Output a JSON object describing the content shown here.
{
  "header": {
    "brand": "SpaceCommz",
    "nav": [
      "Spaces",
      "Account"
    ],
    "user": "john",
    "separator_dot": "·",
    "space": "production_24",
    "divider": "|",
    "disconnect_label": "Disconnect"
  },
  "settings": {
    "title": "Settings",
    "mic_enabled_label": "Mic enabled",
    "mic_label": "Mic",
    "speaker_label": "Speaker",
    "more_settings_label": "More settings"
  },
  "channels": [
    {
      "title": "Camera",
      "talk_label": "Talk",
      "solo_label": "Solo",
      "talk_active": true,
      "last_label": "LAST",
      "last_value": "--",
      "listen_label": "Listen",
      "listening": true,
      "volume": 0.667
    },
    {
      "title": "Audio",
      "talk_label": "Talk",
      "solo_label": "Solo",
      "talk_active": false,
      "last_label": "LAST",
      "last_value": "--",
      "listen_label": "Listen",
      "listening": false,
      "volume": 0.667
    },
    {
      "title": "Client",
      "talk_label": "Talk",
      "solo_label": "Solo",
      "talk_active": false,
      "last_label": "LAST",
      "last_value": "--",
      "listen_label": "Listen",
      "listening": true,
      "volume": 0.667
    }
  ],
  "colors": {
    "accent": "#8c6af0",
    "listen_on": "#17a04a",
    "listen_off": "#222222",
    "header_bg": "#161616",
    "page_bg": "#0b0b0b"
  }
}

• **WHAT IS BEING ASKED**: Using the listing above, reproduce each line without omission.

• **SOLUTION TO THIS PROBLEM**:
Output a JSON object describing the content shown here.
{
  "header": {
    "brand": "SpaceCommz",
    "nav": [
      "Spaces",
      "Account"
    ],
    "user": "john",
    "separator_dot": "·",
    "space": "production_24",
    "divider": "|",
    "disconnect_label": "Disconnect"
  },
  "settings": {
    "title": "Settings",
    "mic_enabled_label": "Mic enabled",
    "mic_label": "Mic",
    "speaker_label": "Speaker",
    "more_settings_label": "More settings"
  },
  "channels": [
    {
      "title": "Camera",
      "talk_label": "Talk",
      "solo_label": "Solo",
      "talk_active": true,
      "last_label": "LAST",
      "last_value": "--",
      "listen_label": "Listen",
      "listening": true,
      "volume": 0.667
    },
    {
      "title": "Audio",
      "talk_label": "Talk",
      "solo_label": "Solo",
      "talk_active": false,
      "last_label": "LAST",
      "last_value": "--",
      "listen_label": "Listen",
      "listening": false,
      "volume": 0.667
    },
    {
      "title": "Client",
      "talk_label": "Talk",
      "solo_label": "Solo",
      "talk_active": false,
      "last_label": "LAST",
      "last_value": "--",
      "listen_label": "Listen",
      "listening": true,
      "volume": 0.667
    }
  ],
  "colors": {
    "accent": "#8c6af0",
    "listen_on": "#17a04a",
    "listen_off": "#222222",
    "header_bg": "#161616",
    "page_bg": "#0b0b0b"
  }
}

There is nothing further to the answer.